• [Task details]: Transcribe the entries below exactly.

┄┄┄┄┄┄┄┄┄┄

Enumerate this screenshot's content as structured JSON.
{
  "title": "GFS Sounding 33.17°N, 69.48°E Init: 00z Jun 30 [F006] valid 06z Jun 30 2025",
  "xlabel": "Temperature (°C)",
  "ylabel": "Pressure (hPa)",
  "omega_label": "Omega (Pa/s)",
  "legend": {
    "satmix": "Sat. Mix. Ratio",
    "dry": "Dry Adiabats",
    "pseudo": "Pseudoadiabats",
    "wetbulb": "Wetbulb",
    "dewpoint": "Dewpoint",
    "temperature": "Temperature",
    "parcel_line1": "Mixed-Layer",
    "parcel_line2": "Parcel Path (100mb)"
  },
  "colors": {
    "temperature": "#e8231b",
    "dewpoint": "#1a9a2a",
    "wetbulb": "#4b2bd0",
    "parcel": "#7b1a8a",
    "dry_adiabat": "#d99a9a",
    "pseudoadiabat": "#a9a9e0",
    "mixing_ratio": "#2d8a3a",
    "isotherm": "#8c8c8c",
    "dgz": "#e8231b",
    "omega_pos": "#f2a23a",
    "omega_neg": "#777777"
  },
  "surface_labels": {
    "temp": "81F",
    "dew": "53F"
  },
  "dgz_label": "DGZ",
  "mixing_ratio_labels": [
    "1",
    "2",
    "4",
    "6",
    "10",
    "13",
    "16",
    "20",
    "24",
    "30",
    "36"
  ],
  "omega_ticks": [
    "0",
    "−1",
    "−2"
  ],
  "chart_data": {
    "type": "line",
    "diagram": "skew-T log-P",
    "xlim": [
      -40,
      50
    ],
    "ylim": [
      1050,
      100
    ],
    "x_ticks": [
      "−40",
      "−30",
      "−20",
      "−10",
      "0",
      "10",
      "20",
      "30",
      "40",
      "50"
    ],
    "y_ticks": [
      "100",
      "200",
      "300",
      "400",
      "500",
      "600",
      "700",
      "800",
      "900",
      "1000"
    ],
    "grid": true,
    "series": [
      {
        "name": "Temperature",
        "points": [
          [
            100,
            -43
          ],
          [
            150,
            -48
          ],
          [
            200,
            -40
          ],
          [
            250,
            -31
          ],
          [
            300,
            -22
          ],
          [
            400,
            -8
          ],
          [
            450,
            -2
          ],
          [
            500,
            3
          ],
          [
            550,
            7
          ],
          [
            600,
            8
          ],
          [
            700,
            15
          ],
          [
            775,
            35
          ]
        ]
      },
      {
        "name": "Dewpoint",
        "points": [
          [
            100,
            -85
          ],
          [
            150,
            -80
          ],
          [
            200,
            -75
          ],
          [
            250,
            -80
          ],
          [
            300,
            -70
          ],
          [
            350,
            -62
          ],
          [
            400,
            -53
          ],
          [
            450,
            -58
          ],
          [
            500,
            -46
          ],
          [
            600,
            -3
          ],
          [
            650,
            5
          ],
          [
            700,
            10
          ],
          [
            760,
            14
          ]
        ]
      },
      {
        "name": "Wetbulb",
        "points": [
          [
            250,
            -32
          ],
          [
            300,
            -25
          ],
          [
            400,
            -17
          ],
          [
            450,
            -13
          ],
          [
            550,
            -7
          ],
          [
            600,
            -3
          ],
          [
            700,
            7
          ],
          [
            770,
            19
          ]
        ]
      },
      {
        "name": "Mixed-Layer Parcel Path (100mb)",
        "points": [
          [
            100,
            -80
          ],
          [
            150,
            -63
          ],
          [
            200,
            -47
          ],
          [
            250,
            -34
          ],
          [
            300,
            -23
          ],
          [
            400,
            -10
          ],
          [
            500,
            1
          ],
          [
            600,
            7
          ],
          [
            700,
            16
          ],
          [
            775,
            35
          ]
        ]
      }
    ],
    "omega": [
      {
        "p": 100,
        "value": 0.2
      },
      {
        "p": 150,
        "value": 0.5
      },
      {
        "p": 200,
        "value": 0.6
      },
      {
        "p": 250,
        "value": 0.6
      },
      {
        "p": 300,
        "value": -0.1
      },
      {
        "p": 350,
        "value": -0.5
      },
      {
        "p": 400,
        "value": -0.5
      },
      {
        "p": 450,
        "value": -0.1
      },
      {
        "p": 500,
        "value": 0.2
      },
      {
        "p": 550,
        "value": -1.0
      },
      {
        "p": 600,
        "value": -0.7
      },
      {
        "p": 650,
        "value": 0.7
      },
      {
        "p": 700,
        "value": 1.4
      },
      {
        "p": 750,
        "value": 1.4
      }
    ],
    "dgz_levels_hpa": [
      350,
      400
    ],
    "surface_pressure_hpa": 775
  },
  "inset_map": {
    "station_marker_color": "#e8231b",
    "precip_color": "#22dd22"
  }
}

┄┄┄┄┄┄┄┄┄┄

• [Response to this task]:
Enumerate this screenshot's content as structured JSON.
{
  "title": "GFS Sounding 33.17°N, 69.48°E Init: 00z Jun 30 [F006] valid 06z Jun 30 2025",
  "xlabel": "Temperature (°C)",
  "ylabel": "Pressure (hPa)",
  "omega_label": "Omega (Pa/s)",
  "legend": {
    "satmix": "Sat. Mix. Ratio",
    "dry": "Dry Adiabats",
    "pseudo": "Pseudoadiabats",
    "wetbulb": "Wetbulb",
    "dewpoint": "Dewpoint",
    "temperature": "Temperature",
    "parcel_line1": "Mixed-Layer",
    "parcel_line2": "Parcel Path (100mb)"
  },
  "colors": {
    "temperature": "#e8231b",
    "dewpoint": "#1a9a2a",
    "wetbulb": "#4b2bd0",
    "parcel": "#7b1a8a",
    "dry_adiabat": "#d99a9a",
    "pseudoadiabat": "#a9a9e0",
    "mixing_ratio": "#2d8a3a",
    "isotherm": "#8c8c8c",
    "dgz": "#e8231b",
    "omega_pos": "#f2a23a",
    "omega_neg": "#777777"
  },
  "surface_labels": {
    "temp": "81F",
    "dew": "53F"
  },
  "dgz_label": "DGZ",
  "mixing_ratio_labels": [
    "1",
    "2",
    "4",
    "6",
    "10",
    "13",
    "16",
    "20",
    "24",
    "30",
    "36"
  ],
  "omega_ticks": [
    "0",
    "−1",
    "−2"
  ],
  "chart_data": {
    "type": "line",
    "diagram": "skew-T log-P",
    "xlim": [
      -40,
      50
    ],
    "ylim": [
      1050,
      100
    ],
    "x_ticks": [
      "−40",
      "−30",
      "−20",
      "−10",
      "0",
      "10",
      "20",
      "30",
      "40",
      "50"
    ],
    "y_ticks": [
      "100",
      "200",
      "300",
      "400",
      "500",
      "600",
      "700",
      "800",
      "900",
      "1000"
    ],
    "grid": true,
    "series": [
      {
        "name": "Temperature",
        "points": [
          [
            100,
            -43
          ],
          [
            150,
            -48
          ],
          [
            200,
            -40
          ],
          [
            250,
            -31
          ],
          [
            300,
            -22
          ],
          [
            400,
            -8
          ],
          [
            450,
            -2
          ],
          [
            500,
            3
          ],
          [
            550,
            7
          ],
          [
            600,
            8
          ],
          [
            700,
            15
          ],
          [
            775,
            35
          ]
        ]
      },
      {
        "name": "Dewpoint",
        "points": [
          [
            100,
            -85
          ],
          [
            150,
            -80
          ],
          [
            200,
            -75
          ],
          [
            250,
            -80
          ],
          [
            300,
            -70
          ],
          [
            350,
            -62
          ],
          [
            400,
            -53
          ],
          [
            450,
            -58
          ],
          [
            500,
            -46
          ],
          [
            600,
            -3
          ],
          [
            650,
            5
          ],
          [
            700,
            10
          ],
          [
            760,
            14
          ]
        ]
      },
      {
        "name": "Wetbulb",
        "points": [
          [
            250,
            -32
          ],
          [
            300,
            -25
          ],
          [
            400,
            -17
          ],
          [
            450,
            -13
          ],
          [
            550,
            -7
          ],
          [
            600,
            -3
          ],
          [
            700,
            7
          ],
          [
            770,
            19
          ]
        ]
      },
      {
        "name": "Mixed-Layer Parcel Path (100mb)",
        "points": [
          [
            100,
            -80
          ],
          [
            150,
            -63
          ],
          [
            200,
            -47
          ],
          [
            250,
            -34
          ],
          [
            300,
            -23
          ],
          [
            400,
            -10
          ],
          [
            500,
            1
          ],
          [
            600,
            7
          ],
          [
            700,
            16
          ],
          [
            775,
            35
          ]
        ]
      }
    ],
    "omega": [
      {
        "p": 100,
        "value": 0.2
      },
      {
        "p": 150,
        "value": 0.5
      },
      {
        "p": 200,
        "value": 0.6
      },
      {
        "p": 250,
        "value": 0.6
      },
      {
        "p": 300,
        "value": -0.1
      },
      {
        "p": 350,
        "value": -0.5
      },
      {
        "p": 400,
        "value": -0.5
      },
      {
        "p": 450,
        "value": -0.1
      },
      {
        "p": 500,
        "value": 0.2
      },
      {
        "p": 550,
        "value": -1.0
      },
      {
        "p": 600,
        "value": -0.7
      },
      {
        "p": 650,
        "value": 0.7
      },
      {
        "p": 700,
        "value": 1.4
      },
      {
        "p": 750,
        "value": 1.4
      }
    ],
    "dgz_levels_hpa": [
      350,
      400
    ],
    "surface_pressure_hpa": 775
  },
  "inset_map": {
    "station_marker_color": "#e8231b",
    "precip_color": "#22dd22"
  }
}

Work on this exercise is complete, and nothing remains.